(Stored items from a collection)
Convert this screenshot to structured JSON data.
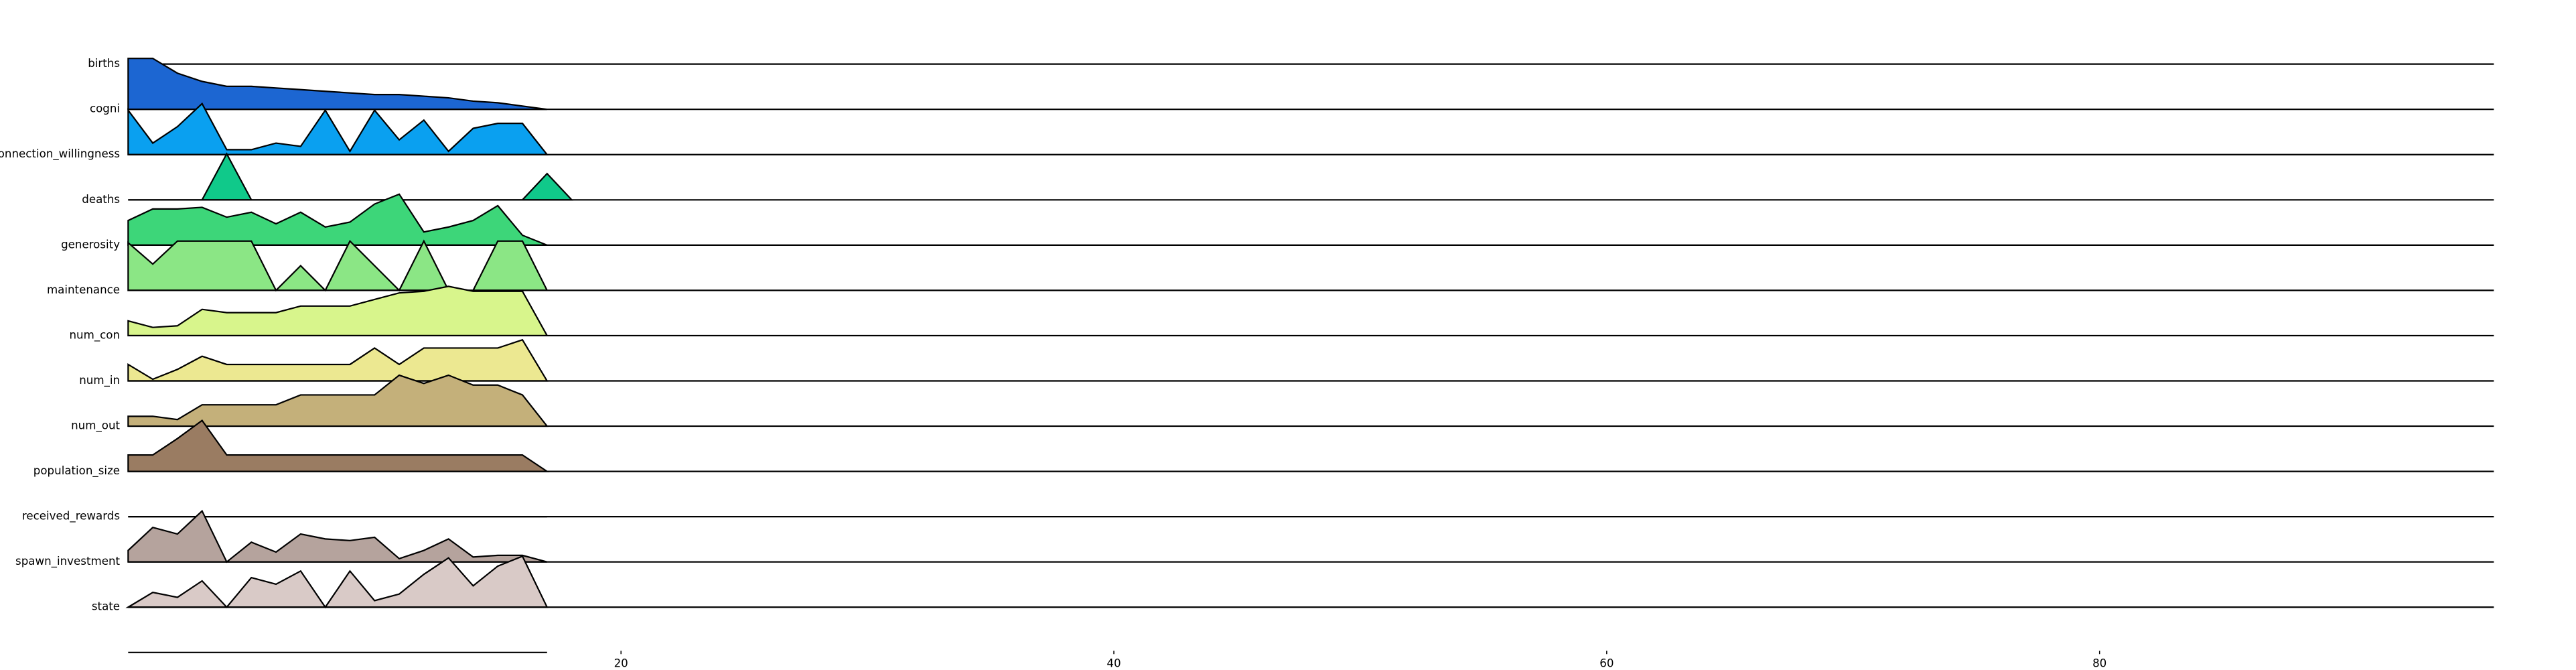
{
  "chart_data": {
    "type": "ridgeline",
    "x": [
      0,
      1,
      2,
      3,
      4,
      5,
      6,
      7,
      8,
      9,
      10,
      11,
      12,
      13,
      14,
      15,
      16,
      17,
      18
    ],
    "xlim": [
      0,
      96
    ],
    "xticks": [
      20,
      40,
      60,
      80
    ],
    "series": [
      {
        "name": "births",
        "color": "#1c66d2",
        "values": [
          31,
          31,
          22,
          17,
          14,
          14,
          13,
          12,
          11,
          10,
          9,
          9,
          8,
          7,
          5,
          4,
          2,
          0,
          null
        ]
      },
      {
        "name": "cogni",
        "color": "#0aa0f0",
        "values": [
          27,
          7,
          17,
          31,
          3,
          3,
          7,
          5,
          27,
          2,
          27,
          9,
          21,
          2,
          16,
          19,
          19,
          0,
          null
        ]
      },
      {
        "name": "connection_willingness",
        "color": "#10c98a",
        "values": [
          0,
          0,
          0,
          0,
          28,
          0,
          0,
          0,
          0,
          0,
          0,
          0,
          0,
          0,
          0,
          0,
          0,
          16,
          0
        ]
      },
      {
        "name": "deaths",
        "color": "#3dd679",
        "values": [
          15,
          22,
          22,
          23,
          17,
          20,
          13,
          20,
          11,
          14,
          25,
          31,
          8,
          11,
          15,
          24,
          6,
          0,
          null
        ]
      },
      {
        "name": "generosity",
        "color": "#8be685",
        "values": [
          29,
          16,
          30,
          30,
          30,
          30,
          0,
          15,
          0,
          30,
          15,
          0,
          30,
          0,
          0,
          30,
          30,
          0,
          null
        ]
      },
      {
        "name": "maintenance",
        "color": "#d8f58c",
        "values": [
          9,
          5,
          6,
          16,
          14,
          14,
          14,
          18,
          18,
          18,
          22,
          26,
          27,
          30,
          27,
          27,
          27,
          0,
          null
        ]
      },
      {
        "name": "num_con",
        "color": "#ece891",
        "values": [
          10,
          1,
          7,
          15,
          10,
          10,
          10,
          10,
          10,
          10,
          20,
          10,
          20,
          20,
          20,
          20,
          25,
          0,
          null
        ]
      },
      {
        "name": "num_in",
        "color": "#c4b07a",
        "values": [
          6,
          6,
          4,
          13,
          13,
          13,
          13,
          19,
          19,
          19,
          19,
          31,
          26,
          31,
          25,
          25,
          19,
          0,
          null
        ]
      },
      {
        "name": "num_out",
        "color": "#9a7c62",
        "values": [
          10,
          10,
          20,
          31,
          10,
          10,
          10,
          10,
          10,
          10,
          10,
          10,
          10,
          10,
          10,
          10,
          10,
          0,
          null
        ]
      },
      {
        "name": "population_size",
        "color": "#8a7a6e",
        "values": [
          0,
          0,
          0,
          0,
          0,
          0,
          0,
          0,
          0,
          0,
          0,
          0,
          0,
          0,
          0,
          0,
          0,
          0,
          null
        ]
      },
      {
        "name": "received_rewards",
        "color": "#b5a39d",
        "values": [
          7,
          21,
          17,
          31,
          0,
          12,
          6,
          17,
          14,
          13,
          15,
          2,
          7,
          14,
          3,
          4,
          4,
          0,
          null
        ]
      },
      {
        "name": "spawn_investment",
        "color": "#d9cac7",
        "values": [
          0,
          9,
          6,
          16,
          0,
          18,
          14,
          22,
          0,
          22,
          4,
          8,
          20,
          30,
          13,
          25,
          31,
          0,
          null
        ]
      },
      {
        "name": "state",
        "color": "#eeeeee",
        "values": [
          0,
          0,
          0,
          0,
          0,
          0,
          0,
          0,
          0,
          0,
          0,
          0,
          0,
          0,
          0,
          0,
          0,
          0,
          null
        ]
      }
    ]
  }
}
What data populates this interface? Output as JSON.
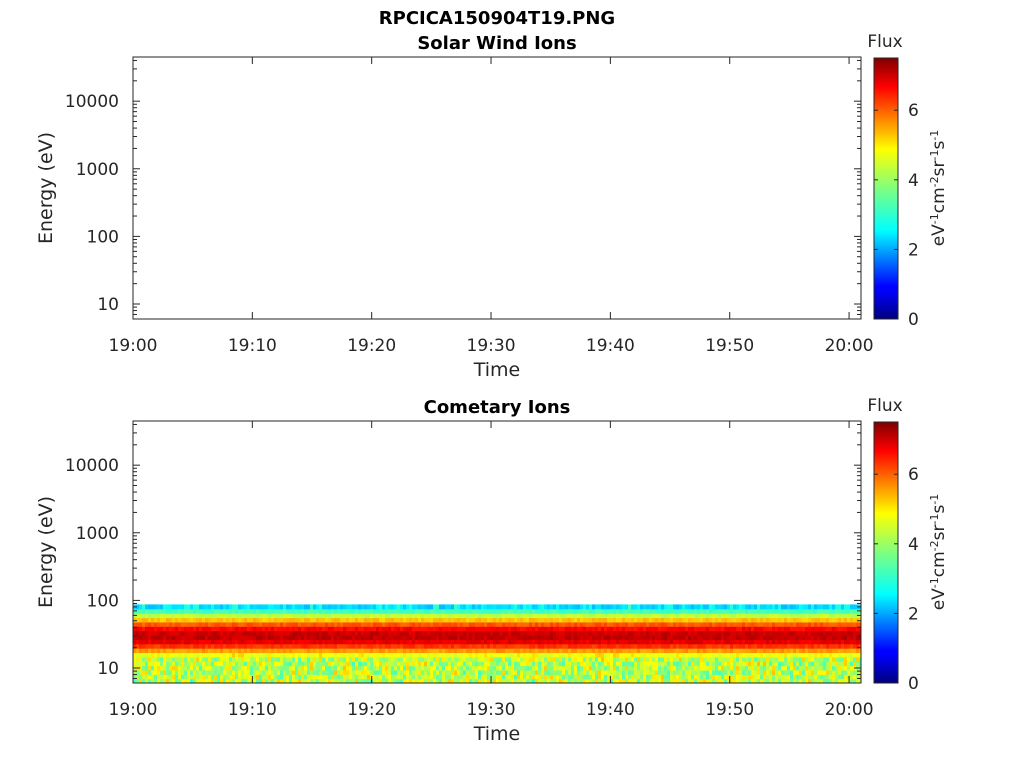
{
  "figure_title": "RPCICA150904T19.PNG",
  "chart_data": [
    {
      "type": "heatmap",
      "title": "Solar Wind Ions",
      "xlabel": "Time",
      "ylabel": "Energy (eV)",
      "yscale": "log",
      "ylim": [
        6,
        45000
      ],
      "xlim": [
        "19:00",
        "20:01"
      ],
      "x_ticks": [
        "19:00",
        "19:10",
        "19:20",
        "19:30",
        "19:40",
        "19:50",
        "20:00"
      ],
      "y_ticks": [
        {
          "value": 10,
          "label": "10"
        },
        {
          "value": 100,
          "label": "100"
        },
        {
          "value": 1000,
          "label": "1000"
        },
        {
          "value": 10000,
          "label": "10000"
        }
      ],
      "colorbar": {
        "label": "Flux",
        "unit": "eV-1cm-2sr-1s-1",
        "range": [
          0,
          7.5
        ],
        "ticks": [
          0,
          2,
          4,
          6
        ]
      },
      "data_present": false,
      "band": []
    },
    {
      "type": "heatmap",
      "title": "Cometary Ions",
      "xlabel": "Time",
      "ylabel": "Energy (eV)",
      "yscale": "log",
      "ylim": [
        6,
        45000
      ],
      "xlim": [
        "19:00",
        "20:01"
      ],
      "x_ticks": [
        "19:00",
        "19:10",
        "19:20",
        "19:30",
        "19:40",
        "19:50",
        "20:00"
      ],
      "y_ticks": [
        {
          "value": 10,
          "label": "10"
        },
        {
          "value": 100,
          "label": "100"
        },
        {
          "value": 1000,
          "label": "1000"
        },
        {
          "value": 10000,
          "label": "10000"
        }
      ],
      "colorbar": {
        "label": "Flux",
        "unit": "eV-1cm-2sr-1s-1",
        "range": [
          0,
          7.5
        ],
        "ticks": [
          0,
          2,
          4,
          6
        ]
      },
      "data_present": true,
      "band": [
        {
          "t": 0,
          "e": 15,
          "w": 0.26,
          "i": 5.4
        },
        {
          "t": 4,
          "e": 15,
          "w": 0.26,
          "i": 5.4
        },
        {
          "t": 6,
          "e": 20,
          "w": 0.34,
          "i": 6.8
        },
        {
          "t": 8,
          "e": 32,
          "w": 0.22,
          "i": 6.6
        },
        {
          "t": 10,
          "e": 28,
          "w": 0.22,
          "i": 6.0
        },
        {
          "t": 12,
          "e": 24,
          "w": 0.22,
          "i": 5.8
        },
        {
          "t": 14,
          "e": 22,
          "w": 0.22,
          "i": 6.0
        },
        {
          "t": 16,
          "e": 35,
          "w": 0.32,
          "i": 6.7
        },
        {
          "t": 17,
          "e": 11,
          "w": 0.3,
          "i": 6.8
        },
        {
          "t": 19,
          "e": 9,
          "w": 0.28,
          "i": 6.6
        },
        {
          "t": 20,
          "e": 22,
          "w": 0.3,
          "i": 6.2
        },
        {
          "t": 22,
          "e": 24,
          "w": 0.32,
          "i": 6.6
        },
        {
          "t": 24,
          "e": 26,
          "w": 0.32,
          "i": 6.6
        },
        {
          "t": 25,
          "e": 35,
          "w": 0.32,
          "i": 6.8
        },
        {
          "t": 27,
          "e": 12,
          "w": 0.32,
          "i": 6.6
        },
        {
          "t": 30,
          "e": 9,
          "w": 0.3,
          "i": 6.2
        },
        {
          "t": 33,
          "e": 10,
          "w": 0.3,
          "i": 5.8
        },
        {
          "t": 34,
          "e": 24,
          "w": 0.26,
          "i": 6.2
        },
        {
          "t": 36,
          "e": 18,
          "w": 0.26,
          "i": 6.0
        },
        {
          "t": 38,
          "e": 20,
          "w": 0.28,
          "i": 6.0
        },
        {
          "t": 40,
          "e": 14,
          "w": 0.28,
          "i": 6.4
        },
        {
          "t": 42,
          "e": 16,
          "w": 0.26,
          "i": 6.0
        },
        {
          "t": 44,
          "e": 26,
          "w": 0.3,
          "i": 6.6
        },
        {
          "t": 46,
          "e": 18,
          "w": 0.3,
          "i": 6.4
        },
        {
          "t": 48,
          "e": 12,
          "w": 0.3,
          "i": 6.4
        },
        {
          "t": 50,
          "e": 10,
          "w": 0.28,
          "i": 6.2
        },
        {
          "t": 52,
          "e": 38,
          "w": 0.32,
          "i": 6.8
        },
        {
          "t": 53,
          "e": 22,
          "w": 0.3,
          "i": 6.6
        },
        {
          "t": 56,
          "e": 24,
          "w": 0.3,
          "i": 6.6
        },
        {
          "t": 57.5,
          "e": 8,
          "w": 0.25,
          "i": 6.4
        },
        {
          "t": 59,
          "e": 22,
          "w": 0.3,
          "i": 6.6
        },
        {
          "t": 61,
          "e": 30,
          "w": 0.3,
          "i": 7.0
        }
      ]
    }
  ]
}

### Exercise details
Pick out each line that holds the string "this".

### Response
Convert this screenshot to structured JSON data.
What data populates this interface? Output as JSON.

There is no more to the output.